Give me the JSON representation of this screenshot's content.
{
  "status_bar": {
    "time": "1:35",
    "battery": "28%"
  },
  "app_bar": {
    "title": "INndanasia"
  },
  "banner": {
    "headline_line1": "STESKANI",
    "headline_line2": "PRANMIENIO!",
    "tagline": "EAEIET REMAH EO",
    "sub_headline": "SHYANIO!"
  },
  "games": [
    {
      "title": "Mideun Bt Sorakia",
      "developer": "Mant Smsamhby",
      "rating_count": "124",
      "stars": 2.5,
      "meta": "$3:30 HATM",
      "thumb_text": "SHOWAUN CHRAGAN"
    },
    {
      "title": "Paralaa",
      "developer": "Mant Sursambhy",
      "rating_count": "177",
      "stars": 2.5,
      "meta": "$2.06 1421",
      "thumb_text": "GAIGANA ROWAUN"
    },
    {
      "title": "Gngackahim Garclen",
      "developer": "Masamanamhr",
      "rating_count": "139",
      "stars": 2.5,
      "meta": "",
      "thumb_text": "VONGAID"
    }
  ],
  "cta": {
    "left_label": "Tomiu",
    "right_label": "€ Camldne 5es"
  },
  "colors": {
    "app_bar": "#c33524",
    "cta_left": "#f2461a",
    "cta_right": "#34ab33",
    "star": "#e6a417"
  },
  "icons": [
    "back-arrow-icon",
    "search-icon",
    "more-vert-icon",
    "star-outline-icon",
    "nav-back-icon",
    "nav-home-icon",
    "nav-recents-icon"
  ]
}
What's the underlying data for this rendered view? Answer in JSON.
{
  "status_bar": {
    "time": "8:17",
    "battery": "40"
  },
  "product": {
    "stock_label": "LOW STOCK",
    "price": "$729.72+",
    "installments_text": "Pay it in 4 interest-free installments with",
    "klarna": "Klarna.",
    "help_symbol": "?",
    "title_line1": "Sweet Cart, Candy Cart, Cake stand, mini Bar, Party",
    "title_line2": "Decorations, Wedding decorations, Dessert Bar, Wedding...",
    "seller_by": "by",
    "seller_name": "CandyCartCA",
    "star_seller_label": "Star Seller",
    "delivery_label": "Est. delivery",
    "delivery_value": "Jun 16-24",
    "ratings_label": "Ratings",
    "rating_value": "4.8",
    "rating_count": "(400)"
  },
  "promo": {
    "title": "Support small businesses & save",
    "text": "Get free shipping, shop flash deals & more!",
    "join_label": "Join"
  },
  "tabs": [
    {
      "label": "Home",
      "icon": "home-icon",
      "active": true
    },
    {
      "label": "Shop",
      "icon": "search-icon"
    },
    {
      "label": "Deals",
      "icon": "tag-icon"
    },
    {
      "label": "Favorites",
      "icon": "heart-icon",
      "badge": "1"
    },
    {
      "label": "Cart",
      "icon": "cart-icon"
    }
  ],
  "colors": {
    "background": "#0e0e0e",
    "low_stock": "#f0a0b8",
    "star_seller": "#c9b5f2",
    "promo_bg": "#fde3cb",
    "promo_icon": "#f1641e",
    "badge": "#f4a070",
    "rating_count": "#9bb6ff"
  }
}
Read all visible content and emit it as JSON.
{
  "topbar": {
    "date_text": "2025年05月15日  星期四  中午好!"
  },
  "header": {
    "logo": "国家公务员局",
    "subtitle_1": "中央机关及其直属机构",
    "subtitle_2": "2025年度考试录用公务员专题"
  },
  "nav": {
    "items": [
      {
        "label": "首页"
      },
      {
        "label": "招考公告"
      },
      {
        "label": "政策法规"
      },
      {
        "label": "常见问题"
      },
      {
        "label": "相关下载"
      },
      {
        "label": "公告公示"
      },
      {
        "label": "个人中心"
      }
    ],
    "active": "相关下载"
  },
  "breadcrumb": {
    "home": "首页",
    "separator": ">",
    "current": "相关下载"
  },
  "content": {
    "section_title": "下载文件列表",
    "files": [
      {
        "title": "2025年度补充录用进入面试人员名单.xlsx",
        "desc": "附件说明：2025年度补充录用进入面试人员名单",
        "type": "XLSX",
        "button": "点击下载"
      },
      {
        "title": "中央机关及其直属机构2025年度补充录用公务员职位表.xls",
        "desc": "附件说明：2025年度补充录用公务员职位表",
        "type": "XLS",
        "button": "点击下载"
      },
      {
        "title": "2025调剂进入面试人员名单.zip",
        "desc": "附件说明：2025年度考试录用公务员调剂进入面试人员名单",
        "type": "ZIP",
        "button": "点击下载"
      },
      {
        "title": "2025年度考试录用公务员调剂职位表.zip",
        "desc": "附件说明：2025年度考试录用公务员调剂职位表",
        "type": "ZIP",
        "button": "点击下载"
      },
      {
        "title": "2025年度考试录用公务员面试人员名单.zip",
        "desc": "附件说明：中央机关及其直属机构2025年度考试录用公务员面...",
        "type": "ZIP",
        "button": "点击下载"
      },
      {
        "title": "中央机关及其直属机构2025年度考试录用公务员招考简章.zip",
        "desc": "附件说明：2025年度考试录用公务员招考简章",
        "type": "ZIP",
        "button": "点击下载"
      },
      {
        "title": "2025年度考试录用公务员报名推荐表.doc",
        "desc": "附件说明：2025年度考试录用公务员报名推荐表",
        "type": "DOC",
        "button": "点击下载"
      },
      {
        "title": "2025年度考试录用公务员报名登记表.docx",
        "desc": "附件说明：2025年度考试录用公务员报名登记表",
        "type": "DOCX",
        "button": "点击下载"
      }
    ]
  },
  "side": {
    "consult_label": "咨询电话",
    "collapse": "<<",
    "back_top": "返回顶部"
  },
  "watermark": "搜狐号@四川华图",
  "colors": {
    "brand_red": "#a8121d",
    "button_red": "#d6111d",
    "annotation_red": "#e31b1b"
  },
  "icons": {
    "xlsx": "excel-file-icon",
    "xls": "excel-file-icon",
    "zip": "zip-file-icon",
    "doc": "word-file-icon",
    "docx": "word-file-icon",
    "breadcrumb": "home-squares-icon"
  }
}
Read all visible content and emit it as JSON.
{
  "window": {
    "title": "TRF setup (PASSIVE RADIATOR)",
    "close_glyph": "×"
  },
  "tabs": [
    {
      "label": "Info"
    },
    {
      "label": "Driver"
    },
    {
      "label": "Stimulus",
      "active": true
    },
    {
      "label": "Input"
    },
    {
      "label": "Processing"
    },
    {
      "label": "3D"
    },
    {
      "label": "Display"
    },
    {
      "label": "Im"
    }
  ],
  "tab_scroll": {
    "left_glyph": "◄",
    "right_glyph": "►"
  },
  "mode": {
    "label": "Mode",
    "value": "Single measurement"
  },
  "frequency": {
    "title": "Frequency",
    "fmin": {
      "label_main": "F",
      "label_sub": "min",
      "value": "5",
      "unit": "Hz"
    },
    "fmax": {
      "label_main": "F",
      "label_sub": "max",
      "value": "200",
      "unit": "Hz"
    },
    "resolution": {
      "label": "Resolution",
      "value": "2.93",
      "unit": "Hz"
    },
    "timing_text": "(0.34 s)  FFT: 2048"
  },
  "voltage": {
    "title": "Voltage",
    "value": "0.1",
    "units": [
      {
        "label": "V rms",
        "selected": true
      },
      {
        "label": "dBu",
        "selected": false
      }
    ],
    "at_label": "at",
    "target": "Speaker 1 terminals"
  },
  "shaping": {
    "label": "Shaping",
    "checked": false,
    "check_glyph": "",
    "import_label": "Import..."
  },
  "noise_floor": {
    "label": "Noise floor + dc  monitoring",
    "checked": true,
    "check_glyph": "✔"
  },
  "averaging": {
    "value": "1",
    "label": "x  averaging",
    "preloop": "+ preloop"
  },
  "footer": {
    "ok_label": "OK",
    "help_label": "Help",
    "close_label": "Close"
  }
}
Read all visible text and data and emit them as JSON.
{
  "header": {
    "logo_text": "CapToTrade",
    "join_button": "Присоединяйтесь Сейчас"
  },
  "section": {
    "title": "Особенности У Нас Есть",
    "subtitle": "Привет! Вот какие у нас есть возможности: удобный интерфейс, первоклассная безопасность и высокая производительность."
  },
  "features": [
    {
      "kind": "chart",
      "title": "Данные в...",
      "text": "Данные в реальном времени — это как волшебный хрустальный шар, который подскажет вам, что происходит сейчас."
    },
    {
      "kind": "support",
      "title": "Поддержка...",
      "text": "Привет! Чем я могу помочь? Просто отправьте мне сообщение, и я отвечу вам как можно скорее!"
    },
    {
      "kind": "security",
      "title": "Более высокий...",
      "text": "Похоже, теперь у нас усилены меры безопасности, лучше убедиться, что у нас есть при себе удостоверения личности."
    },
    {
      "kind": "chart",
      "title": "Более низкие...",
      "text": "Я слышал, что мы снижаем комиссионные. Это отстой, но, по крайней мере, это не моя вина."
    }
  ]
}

(Exercise prompt)
Check each line of the entries above for the word "JSON". List the ones that have it.

(Result for this task)
Give me the JSON representation of this screenshot's content.
What's the underlying data for this rendered view? Answer in JSON.
Read all visible content and emit it as JSON.
Read all visible content and emit it as JSON.
Read all visible text and data and emit them as JSON.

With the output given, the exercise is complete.